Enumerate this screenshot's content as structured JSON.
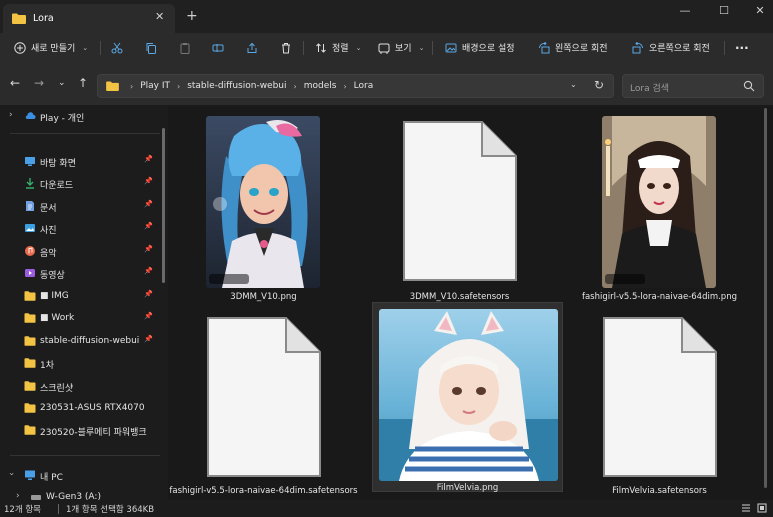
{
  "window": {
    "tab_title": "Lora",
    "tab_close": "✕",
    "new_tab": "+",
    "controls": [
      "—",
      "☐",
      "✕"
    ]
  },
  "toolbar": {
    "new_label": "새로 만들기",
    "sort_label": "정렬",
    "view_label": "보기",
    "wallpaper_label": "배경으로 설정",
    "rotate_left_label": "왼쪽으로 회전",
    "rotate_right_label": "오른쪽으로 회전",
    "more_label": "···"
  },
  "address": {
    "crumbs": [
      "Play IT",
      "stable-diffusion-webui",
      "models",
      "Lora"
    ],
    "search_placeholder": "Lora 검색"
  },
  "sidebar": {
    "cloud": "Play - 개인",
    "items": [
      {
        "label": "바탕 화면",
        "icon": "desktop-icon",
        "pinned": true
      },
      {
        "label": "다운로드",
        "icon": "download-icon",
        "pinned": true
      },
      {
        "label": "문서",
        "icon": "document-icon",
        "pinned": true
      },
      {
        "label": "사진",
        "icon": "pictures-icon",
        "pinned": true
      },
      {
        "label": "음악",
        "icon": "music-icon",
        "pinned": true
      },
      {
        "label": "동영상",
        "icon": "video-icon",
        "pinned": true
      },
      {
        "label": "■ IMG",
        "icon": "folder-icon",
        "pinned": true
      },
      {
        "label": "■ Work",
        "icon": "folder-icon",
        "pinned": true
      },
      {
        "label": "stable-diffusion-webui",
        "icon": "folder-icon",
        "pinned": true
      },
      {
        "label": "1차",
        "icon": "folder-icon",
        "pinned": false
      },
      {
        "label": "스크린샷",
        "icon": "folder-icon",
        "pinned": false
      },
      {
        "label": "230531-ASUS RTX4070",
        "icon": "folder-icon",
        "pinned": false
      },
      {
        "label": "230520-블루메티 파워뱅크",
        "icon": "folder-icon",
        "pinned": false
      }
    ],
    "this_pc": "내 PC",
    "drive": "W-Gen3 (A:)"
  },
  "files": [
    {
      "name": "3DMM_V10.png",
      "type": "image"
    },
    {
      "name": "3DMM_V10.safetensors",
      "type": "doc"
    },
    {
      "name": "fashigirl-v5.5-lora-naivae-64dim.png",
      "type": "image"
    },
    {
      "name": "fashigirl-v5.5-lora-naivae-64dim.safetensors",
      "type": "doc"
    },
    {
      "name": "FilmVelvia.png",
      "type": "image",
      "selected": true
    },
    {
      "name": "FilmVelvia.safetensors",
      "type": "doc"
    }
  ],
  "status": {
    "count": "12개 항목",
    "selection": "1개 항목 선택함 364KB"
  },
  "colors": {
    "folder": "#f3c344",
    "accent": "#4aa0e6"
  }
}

----------

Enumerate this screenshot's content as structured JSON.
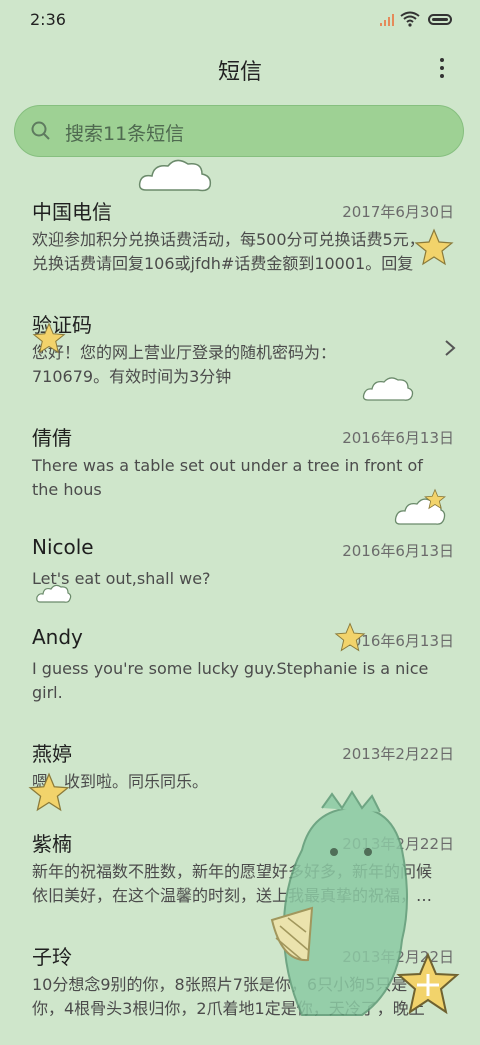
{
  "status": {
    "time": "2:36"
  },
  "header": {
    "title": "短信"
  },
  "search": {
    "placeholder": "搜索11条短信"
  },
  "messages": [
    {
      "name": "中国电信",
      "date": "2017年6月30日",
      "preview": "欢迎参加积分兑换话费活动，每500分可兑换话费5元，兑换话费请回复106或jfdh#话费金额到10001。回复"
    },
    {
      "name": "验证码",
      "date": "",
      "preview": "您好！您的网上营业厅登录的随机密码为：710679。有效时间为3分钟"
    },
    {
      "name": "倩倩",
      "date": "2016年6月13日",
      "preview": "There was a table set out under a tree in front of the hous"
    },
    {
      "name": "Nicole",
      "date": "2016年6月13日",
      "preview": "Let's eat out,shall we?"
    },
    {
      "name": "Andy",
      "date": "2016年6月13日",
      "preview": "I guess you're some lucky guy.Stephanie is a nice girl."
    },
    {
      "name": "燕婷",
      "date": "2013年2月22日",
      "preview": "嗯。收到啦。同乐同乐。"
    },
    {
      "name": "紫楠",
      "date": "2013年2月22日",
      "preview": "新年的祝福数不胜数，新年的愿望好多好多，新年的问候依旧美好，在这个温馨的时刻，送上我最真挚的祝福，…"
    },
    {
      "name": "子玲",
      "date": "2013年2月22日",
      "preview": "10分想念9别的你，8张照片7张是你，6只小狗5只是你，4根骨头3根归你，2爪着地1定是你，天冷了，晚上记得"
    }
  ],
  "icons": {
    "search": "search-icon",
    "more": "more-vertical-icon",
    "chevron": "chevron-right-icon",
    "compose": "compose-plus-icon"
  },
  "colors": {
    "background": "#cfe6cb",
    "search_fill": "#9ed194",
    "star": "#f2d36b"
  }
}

----------

- [Work to do]: State how many lines of the listing above hold the word "fashigirl", with nothing but the number.

- [Answer for this exercise]: 2